Leave out the pictures and reproduce all of the data exactly.
--
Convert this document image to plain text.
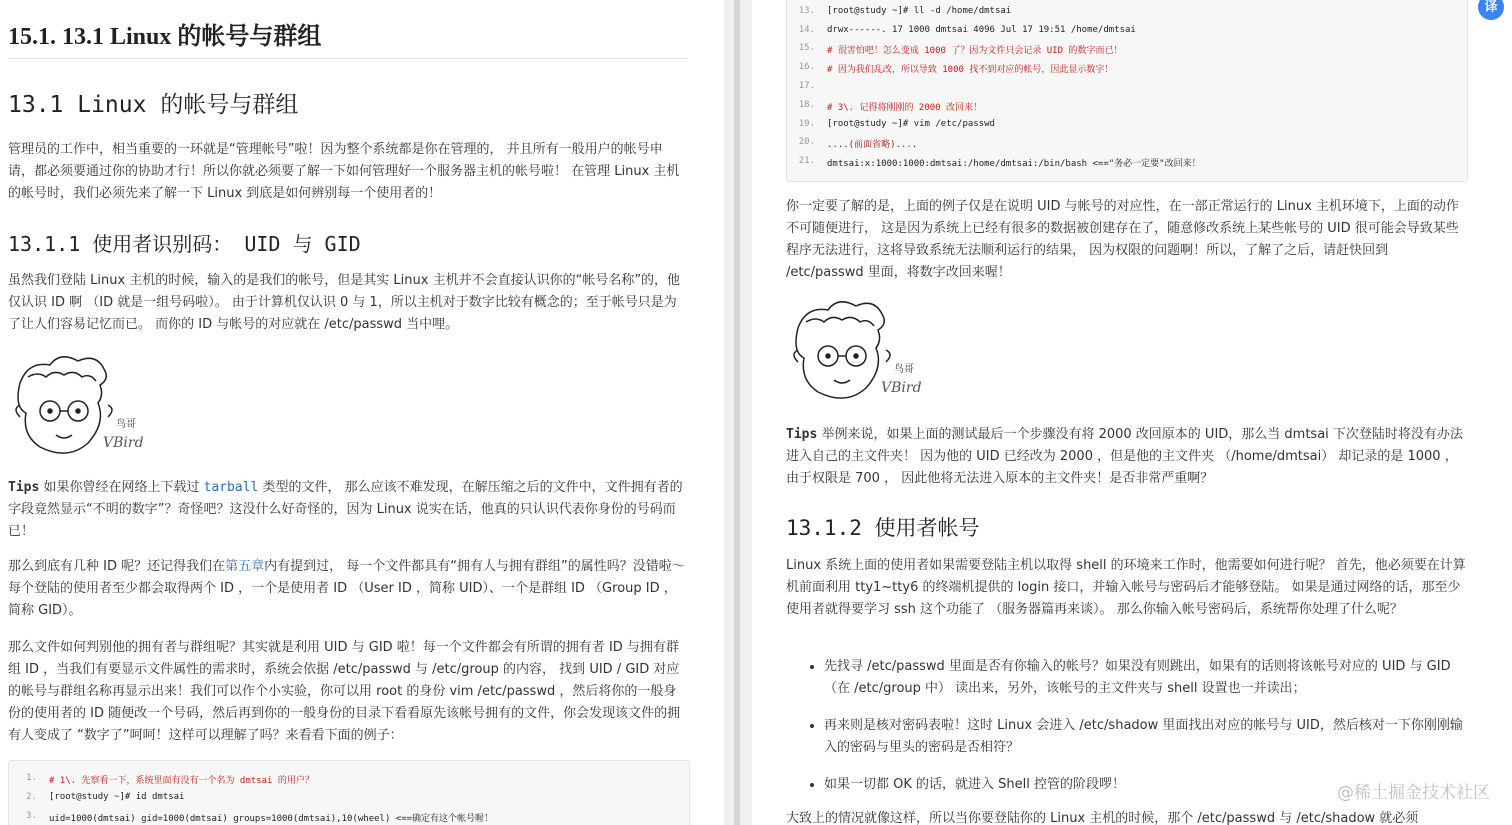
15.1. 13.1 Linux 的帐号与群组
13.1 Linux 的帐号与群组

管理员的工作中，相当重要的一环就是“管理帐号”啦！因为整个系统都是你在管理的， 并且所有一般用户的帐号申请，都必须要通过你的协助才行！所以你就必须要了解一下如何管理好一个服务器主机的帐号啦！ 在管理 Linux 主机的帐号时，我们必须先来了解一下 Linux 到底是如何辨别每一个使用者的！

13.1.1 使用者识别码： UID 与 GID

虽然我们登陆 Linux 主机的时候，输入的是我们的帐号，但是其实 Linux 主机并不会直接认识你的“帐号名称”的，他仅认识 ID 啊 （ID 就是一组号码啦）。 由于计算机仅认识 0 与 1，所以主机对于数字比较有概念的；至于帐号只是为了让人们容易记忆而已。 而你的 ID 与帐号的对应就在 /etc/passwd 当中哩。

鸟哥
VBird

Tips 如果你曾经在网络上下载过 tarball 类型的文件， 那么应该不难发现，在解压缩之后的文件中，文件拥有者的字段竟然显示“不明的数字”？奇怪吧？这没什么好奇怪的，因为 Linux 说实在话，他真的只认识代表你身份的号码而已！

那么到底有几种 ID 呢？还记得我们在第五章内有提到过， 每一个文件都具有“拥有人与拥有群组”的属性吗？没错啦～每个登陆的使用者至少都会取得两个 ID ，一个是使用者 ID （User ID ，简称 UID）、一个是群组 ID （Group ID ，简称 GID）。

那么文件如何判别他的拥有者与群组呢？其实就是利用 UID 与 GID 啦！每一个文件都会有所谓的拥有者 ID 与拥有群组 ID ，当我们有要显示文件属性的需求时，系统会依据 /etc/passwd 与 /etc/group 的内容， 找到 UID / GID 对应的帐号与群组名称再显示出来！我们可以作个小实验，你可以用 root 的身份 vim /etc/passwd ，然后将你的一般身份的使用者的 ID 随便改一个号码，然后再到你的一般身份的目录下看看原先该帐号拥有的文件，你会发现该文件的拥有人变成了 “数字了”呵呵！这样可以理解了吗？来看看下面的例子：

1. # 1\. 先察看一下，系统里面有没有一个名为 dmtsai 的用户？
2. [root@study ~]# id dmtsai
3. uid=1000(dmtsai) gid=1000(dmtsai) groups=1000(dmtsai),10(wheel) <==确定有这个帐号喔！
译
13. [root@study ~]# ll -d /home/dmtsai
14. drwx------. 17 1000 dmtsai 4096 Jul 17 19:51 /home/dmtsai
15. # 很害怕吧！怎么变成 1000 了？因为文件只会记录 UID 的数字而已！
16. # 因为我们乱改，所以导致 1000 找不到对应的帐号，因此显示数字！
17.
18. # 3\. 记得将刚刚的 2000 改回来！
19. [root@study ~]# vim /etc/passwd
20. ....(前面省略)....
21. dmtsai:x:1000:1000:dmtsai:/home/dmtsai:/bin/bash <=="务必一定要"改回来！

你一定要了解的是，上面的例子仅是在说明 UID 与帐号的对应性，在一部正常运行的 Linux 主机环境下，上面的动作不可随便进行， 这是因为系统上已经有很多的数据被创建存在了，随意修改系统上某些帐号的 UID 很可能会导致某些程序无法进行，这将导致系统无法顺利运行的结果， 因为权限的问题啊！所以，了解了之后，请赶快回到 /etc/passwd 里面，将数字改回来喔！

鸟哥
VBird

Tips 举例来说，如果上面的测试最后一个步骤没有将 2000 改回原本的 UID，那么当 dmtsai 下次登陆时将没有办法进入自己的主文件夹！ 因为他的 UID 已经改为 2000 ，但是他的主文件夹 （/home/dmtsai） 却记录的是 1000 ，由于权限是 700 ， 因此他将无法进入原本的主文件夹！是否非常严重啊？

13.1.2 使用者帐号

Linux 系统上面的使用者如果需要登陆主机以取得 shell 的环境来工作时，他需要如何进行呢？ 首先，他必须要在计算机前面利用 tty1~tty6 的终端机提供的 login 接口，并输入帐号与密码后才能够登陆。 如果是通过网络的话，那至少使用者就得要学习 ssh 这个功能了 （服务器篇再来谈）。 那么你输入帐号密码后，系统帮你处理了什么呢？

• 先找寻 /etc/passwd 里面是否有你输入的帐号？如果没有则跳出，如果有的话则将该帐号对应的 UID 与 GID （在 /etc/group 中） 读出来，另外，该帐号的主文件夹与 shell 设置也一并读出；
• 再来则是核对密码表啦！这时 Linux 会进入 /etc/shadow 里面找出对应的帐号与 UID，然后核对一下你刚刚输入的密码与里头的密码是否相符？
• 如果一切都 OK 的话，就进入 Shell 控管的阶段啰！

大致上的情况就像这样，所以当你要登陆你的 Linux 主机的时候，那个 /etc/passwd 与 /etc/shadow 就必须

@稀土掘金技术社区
--
• Solved exercise:
Convert this document image to plain text.
15.1. 13.1 Linux 的帐号与群组
13.1 Linux 的帐号与群组

管理员的工作中，相当重要的一环就是“管理帐号”啦！因为整个系统都是你在管理的， 并且所有一般用户的帐号申请，都必须要通过你的协助才行！所以你就必须要了解一下如何管理好一个服务器主机的帐号啦！ 在管理 Linux 主机的帐号时，我们必须先来了解一下 Linux 到底是如何辨别每一个使用者的！

13.1.1 使用者识别码： UID 与 GID

虽然我们登陆 Linux 主机的时候，输入的是我们的帐号，但是其实 Linux 主机并不会直接认识你的“帐号名称”的，他仅认识 ID 啊 （ID 就是一组号码啦）。 由于计算机仅认识 0 与 1，所以主机对于数字比较有概念的；至于帐号只是为了让人们容易记忆而已。 而你的 ID 与帐号的对应就在 /etc/passwd 当中哩。

鸟哥
VBird

Tips 如果你曾经在网络上下载过 tarball 类型的文件， 那么应该不难发现，在解压缩之后的文件中，文件拥有者的字段竟然显示“不明的数字”？奇怪吧？这没什么好奇怪的，因为 Linux 说实在话，他真的只认识代表你身份的号码而已！

那么到底有几种 ID 呢？还记得我们在第五章内有提到过， 每一个文件都具有“拥有人与拥有群组”的属性吗？没错啦～每个登陆的使用者至少都会取得两个 ID ，一个是使用者 ID （User ID ，简称 UID）、一个是群组 ID （Group ID ，简称 GID）。

那么文件如何判别他的拥有者与群组呢？其实就是利用 UID 与 GID 啦！每一个文件都会有所谓的拥有者 ID 与拥有群组 ID ，当我们有要显示文件属性的需求时，系统会依据 /etc/passwd 与 /etc/group 的内容， 找到 UID / GID 对应的帐号与群组名称再显示出来！我们可以作个小实验，你可以用 root 的身份 vim /etc/passwd ，然后将你的一般身份的使用者的 ID 随便改一个号码，然后再到你的一般身份的目录下看看原先该帐号拥有的文件，你会发现该文件的拥有人变成了 “数字了”呵呵！这样可以理解了吗？来看看下面的例子：

1. # 1\. 先察看一下，系统里面有没有一个名为 dmtsai 的用户？
2. [root@study ~]# id dmtsai
3. uid=1000(dmtsai) gid=1000(dmtsai) groups=1000(dmtsai),10(wheel) <==确定有这个帐号喔！
译
13. [root@study ~]# ll -d /home/dmtsai
14. drwx------. 17 1000 dmtsai 4096 Jul 17 19:51 /home/dmtsai
15. # 很害怕吧！怎么变成 1000 了？因为文件只会记录 UID 的数字而已！
16. # 因为我们乱改，所以导致 1000 找不到对应的帐号，因此显示数字！
17.
18. # 3\. 记得将刚刚的 2000 改回来！
19. [root@study ~]# vim /etc/passwd
20. ....(前面省略)....
21. dmtsai:x:1000:1000:dmtsai:/home/dmtsai:/bin/bash <=="务必一定要"改回来！

你一定要了解的是，上面的例子仅是在说明 UID 与帐号的对应性，在一部正常运行的 Linux 主机环境下，上面的动作不可随便进行， 这是因为系统上已经有很多的数据被创建存在了，随意修改系统上某些帐号的 UID 很可能会导致某些程序无法进行，这将导致系统无法顺利运行的结果， 因为权限的问题啊！所以，了解了之后，请赶快回到 /etc/passwd 里面，将数字改回来喔！

鸟哥
VBird

Tips 举例来说，如果上面的测试最后一个步骤没有将 2000 改回原本的 UID，那么当 dmtsai 下次登陆时将没有办法进入自己的主文件夹！ 因为他的 UID 已经改为 2000 ，但是他的主文件夹 （/home/dmtsai） 却记录的是 1000 ，由于权限是 700 ， 因此他将无法进入原本的主文件夹！是否非常严重啊？

13.1.2 使用者帐号

Linux 系统上面的使用者如果需要登陆主机以取得 shell 的环境来工作时，他需要如何进行呢？ 首先，他必须要在计算机前面利用 tty1~tty6 的终端机提供的 login 接口，并输入帐号与密码后才能够登陆。 如果是通过网络的话，那至少使用者就得要学习 ssh 这个功能了 （服务器篇再来谈）。 那么你输入帐号密码后，系统帮你处理了什么呢？

• 先找寻 /etc/passwd 里面是否有你输入的帐号？如果没有则跳出，如果有的话则将该帐号对应的 UID 与 GID （在 /etc/group 中） 读出来，另外，该帐号的主文件夹与 shell 设置也一并读出；
• 再来则是核对密码表啦！这时 Linux 会进入 /etc/shadow 里面找出对应的帐号与 UID，然后核对一下你刚刚输入的密码与里头的密码是否相符？
• 如果一切都 OK 的话，就进入 Shell 控管的阶段啰！

大致上的情况就像这样，所以当你要登陆你的 Linux 主机的时候，那个 /etc/passwd 与 /etc/shadow 就必须

@稀土掘金技术社区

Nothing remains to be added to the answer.